Search the data for the string "remain" and gather each line it is in.

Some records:
..........

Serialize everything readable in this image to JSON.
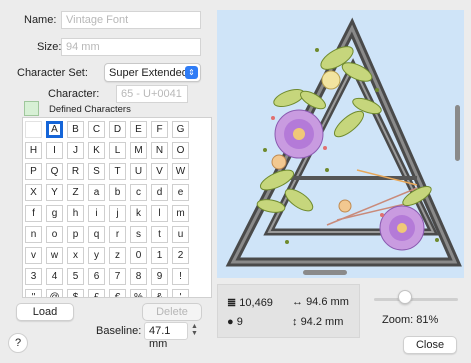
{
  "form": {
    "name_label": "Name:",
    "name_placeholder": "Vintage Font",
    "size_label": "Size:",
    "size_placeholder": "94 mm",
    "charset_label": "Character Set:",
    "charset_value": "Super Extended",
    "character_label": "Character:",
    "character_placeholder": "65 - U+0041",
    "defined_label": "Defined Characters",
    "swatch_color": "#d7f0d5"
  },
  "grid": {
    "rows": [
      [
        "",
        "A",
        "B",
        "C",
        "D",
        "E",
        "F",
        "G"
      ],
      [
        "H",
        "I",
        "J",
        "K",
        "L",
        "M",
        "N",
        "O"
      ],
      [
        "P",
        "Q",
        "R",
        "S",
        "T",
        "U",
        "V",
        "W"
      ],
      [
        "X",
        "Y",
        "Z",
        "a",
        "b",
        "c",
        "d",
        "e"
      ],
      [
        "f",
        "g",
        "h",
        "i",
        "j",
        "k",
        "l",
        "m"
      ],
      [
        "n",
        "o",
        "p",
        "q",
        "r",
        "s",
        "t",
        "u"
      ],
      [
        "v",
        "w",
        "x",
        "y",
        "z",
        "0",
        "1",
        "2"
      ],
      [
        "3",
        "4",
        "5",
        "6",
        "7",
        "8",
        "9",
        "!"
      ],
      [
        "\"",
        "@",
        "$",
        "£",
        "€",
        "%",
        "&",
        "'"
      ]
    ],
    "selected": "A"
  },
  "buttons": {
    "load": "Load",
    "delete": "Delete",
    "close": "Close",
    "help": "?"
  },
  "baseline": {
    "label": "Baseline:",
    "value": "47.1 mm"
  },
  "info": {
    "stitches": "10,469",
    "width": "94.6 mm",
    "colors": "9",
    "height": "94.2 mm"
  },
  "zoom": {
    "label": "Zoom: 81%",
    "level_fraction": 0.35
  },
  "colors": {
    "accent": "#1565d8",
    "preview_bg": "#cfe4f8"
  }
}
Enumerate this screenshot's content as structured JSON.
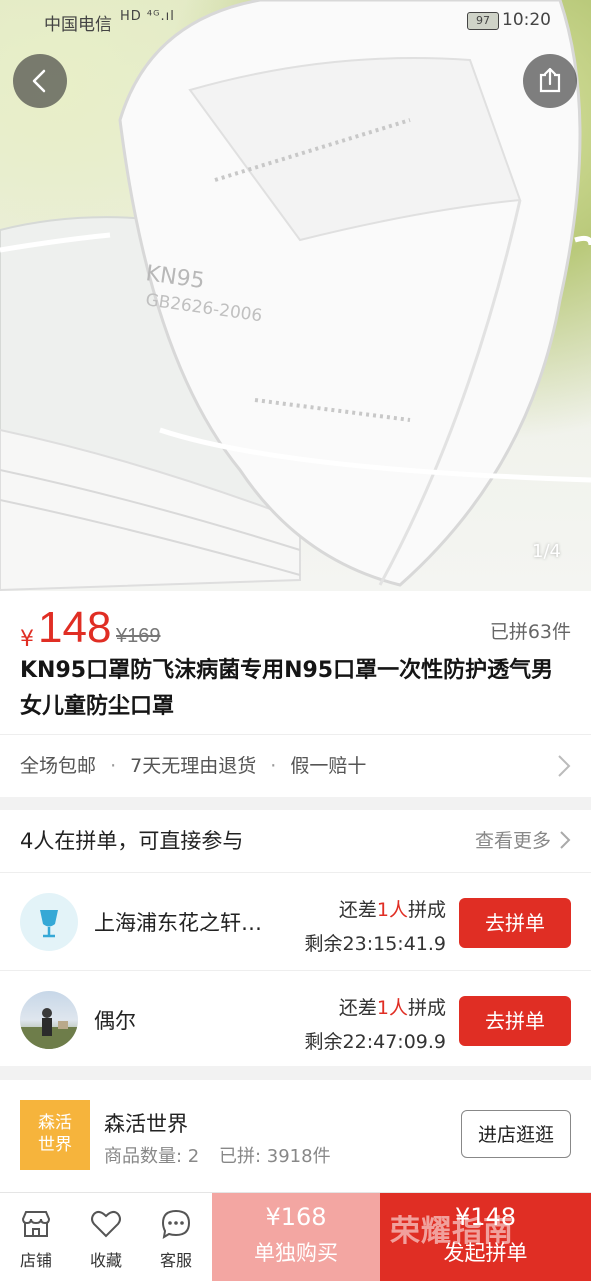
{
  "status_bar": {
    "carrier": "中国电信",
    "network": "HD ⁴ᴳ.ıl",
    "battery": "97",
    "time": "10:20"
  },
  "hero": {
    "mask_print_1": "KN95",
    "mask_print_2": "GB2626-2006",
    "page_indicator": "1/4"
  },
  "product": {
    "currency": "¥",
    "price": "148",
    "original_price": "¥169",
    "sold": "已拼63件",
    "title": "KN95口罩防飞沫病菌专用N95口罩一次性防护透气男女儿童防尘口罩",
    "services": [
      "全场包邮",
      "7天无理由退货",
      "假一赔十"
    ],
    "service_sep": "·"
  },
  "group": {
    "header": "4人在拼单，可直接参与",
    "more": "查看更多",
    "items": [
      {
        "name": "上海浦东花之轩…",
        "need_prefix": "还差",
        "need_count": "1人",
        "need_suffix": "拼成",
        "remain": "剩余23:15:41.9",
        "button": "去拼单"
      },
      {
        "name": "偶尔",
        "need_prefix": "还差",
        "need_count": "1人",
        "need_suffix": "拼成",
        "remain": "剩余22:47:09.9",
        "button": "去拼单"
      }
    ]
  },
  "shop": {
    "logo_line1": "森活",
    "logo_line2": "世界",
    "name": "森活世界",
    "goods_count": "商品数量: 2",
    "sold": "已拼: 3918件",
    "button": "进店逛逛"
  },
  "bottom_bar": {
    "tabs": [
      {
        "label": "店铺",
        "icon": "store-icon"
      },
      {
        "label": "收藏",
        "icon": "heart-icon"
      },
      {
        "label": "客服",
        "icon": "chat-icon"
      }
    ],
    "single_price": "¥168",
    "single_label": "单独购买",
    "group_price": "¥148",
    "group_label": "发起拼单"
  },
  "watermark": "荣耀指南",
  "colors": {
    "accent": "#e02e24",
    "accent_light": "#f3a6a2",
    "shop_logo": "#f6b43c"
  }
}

..........

ANSWER IN FULL:
        "remain": "剩余23:15:41.9",
        "remain": "剩余22:47:09.9",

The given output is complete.